### What to work on
Check every line of the data below for the string "普通螺纹", and copy the ones that hold it.

____ Information shown

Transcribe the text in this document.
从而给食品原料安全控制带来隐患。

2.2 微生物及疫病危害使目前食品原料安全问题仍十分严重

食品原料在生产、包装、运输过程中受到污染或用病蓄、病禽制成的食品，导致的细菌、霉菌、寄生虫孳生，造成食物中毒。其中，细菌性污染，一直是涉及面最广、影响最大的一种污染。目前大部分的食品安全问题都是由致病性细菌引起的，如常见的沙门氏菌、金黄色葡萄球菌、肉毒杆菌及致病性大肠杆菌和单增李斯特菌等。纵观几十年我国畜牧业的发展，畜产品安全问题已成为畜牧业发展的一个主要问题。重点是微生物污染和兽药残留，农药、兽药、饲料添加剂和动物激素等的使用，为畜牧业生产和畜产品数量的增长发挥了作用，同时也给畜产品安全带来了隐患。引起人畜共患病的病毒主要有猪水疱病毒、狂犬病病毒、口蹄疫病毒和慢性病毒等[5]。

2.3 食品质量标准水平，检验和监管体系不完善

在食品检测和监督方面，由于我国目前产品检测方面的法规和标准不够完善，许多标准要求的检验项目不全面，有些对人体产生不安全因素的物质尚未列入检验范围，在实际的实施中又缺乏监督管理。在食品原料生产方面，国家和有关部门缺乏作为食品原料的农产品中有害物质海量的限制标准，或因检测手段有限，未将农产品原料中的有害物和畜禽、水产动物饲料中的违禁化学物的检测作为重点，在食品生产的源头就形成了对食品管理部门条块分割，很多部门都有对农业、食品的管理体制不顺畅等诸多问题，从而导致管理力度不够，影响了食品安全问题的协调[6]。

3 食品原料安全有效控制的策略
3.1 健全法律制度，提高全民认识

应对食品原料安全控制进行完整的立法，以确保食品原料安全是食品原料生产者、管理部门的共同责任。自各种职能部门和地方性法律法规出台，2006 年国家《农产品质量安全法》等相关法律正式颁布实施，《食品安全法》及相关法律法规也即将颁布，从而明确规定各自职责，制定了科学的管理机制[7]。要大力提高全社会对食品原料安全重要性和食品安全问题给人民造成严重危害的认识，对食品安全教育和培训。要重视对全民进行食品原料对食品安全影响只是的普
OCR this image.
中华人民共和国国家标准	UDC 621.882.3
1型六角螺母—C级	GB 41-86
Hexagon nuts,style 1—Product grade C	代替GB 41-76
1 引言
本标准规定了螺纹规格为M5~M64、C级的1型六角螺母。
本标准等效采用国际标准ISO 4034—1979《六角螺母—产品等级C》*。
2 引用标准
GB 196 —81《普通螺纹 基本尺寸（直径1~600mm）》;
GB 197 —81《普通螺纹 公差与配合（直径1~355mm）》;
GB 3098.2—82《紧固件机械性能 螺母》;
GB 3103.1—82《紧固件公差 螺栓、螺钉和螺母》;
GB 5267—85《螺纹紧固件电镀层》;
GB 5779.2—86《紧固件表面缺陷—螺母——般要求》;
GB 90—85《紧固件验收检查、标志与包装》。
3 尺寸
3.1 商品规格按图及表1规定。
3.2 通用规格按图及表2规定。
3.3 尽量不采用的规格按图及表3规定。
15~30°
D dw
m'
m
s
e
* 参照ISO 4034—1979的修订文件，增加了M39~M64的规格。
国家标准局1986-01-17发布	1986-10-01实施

________

### Response
GB 196 —81《普通螺纹 基本尺寸（直径1~600mm）》;
GB 197 —81《普通螺纹 公差与配合（直径1~355mm）》;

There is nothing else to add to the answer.